■ Goal
Using the entries that follow, count the lines containing the word "Latent" and give that number by itself.

■ Input
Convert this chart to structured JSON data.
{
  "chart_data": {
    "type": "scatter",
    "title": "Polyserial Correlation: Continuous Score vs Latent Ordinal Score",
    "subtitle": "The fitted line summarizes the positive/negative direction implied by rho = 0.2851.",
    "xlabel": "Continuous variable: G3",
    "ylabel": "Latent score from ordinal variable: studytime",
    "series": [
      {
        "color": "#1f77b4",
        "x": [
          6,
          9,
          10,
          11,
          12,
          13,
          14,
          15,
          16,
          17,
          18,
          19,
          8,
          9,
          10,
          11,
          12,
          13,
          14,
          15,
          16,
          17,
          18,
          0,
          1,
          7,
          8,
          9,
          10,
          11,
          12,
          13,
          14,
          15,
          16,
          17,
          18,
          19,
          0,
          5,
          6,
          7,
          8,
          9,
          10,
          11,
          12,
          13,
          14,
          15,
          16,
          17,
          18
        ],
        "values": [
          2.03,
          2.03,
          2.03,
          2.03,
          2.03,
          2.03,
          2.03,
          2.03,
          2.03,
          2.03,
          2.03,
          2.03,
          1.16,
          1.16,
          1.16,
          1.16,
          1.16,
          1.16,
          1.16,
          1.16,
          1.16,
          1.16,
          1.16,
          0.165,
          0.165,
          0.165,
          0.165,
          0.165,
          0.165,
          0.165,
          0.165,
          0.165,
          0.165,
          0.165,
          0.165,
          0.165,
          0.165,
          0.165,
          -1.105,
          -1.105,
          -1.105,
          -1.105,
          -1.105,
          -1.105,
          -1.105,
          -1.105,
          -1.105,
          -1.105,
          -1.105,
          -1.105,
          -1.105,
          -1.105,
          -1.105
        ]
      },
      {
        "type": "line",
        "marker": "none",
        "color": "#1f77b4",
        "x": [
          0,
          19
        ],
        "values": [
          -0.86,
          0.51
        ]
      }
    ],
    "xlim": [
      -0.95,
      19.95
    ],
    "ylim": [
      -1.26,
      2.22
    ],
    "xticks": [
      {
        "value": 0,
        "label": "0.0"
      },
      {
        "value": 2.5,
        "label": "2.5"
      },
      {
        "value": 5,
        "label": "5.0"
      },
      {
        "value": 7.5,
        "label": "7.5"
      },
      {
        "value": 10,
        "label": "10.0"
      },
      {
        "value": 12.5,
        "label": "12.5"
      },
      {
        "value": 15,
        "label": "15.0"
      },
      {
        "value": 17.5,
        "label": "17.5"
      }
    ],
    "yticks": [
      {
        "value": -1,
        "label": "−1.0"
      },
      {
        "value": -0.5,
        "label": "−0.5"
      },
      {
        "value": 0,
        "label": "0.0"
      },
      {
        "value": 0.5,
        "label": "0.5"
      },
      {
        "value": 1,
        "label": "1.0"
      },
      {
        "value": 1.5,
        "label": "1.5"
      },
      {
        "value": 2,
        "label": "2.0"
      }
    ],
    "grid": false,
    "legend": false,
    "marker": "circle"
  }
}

■ Full output
2